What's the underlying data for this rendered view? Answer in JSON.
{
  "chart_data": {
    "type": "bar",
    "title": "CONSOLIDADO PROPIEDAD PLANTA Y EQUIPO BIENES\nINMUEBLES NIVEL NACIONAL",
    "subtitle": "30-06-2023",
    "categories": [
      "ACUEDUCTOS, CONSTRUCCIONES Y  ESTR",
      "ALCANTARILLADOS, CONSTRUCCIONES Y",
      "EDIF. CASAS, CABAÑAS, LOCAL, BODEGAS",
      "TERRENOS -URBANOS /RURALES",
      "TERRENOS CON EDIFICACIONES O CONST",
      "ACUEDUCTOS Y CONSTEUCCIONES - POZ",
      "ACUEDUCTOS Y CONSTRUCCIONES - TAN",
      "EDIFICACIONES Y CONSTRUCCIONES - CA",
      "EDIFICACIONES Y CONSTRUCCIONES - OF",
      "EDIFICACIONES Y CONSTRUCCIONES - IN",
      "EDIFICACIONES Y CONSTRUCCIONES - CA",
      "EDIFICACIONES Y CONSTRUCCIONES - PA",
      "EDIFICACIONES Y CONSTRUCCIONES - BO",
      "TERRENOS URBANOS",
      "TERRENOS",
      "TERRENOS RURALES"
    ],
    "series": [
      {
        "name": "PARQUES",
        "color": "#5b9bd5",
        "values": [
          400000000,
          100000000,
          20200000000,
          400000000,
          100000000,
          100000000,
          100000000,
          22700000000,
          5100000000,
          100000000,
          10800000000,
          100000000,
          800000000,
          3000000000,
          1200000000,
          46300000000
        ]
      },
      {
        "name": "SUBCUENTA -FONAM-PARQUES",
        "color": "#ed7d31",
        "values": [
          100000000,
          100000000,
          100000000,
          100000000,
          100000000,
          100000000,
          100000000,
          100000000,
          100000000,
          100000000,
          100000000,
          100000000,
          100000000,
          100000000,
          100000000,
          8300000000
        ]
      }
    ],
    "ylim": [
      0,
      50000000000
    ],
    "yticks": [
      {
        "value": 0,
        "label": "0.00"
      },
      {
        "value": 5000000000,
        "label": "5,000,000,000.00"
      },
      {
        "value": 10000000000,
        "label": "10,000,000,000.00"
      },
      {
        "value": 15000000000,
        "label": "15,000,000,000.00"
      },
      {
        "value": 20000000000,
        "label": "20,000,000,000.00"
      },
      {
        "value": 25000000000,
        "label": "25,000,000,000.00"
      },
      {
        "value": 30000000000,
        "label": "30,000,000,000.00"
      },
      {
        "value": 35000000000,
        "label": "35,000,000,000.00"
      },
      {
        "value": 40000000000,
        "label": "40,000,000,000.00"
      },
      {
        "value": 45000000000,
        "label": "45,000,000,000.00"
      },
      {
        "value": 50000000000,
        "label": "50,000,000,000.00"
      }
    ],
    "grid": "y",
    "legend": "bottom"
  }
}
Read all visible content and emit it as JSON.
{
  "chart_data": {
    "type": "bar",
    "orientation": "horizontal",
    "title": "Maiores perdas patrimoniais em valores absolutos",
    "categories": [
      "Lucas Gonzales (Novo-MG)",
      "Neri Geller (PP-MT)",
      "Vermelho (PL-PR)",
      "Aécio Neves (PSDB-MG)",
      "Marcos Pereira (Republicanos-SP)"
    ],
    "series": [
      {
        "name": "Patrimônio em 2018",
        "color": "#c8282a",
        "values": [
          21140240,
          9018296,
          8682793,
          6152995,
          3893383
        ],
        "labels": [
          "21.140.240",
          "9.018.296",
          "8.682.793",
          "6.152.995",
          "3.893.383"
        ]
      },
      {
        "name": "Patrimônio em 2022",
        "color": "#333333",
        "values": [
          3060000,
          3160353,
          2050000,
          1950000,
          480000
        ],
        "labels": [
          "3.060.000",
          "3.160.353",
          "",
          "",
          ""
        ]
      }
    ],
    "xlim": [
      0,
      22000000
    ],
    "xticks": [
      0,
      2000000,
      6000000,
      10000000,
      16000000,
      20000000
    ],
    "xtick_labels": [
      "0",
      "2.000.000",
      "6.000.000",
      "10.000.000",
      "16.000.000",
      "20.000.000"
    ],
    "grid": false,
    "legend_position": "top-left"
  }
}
..............................
Show every line that contains the word "PARQUES".

        "name": "PARQUES",
        "name": "SUBCUENTA -FONAM-PARQUES",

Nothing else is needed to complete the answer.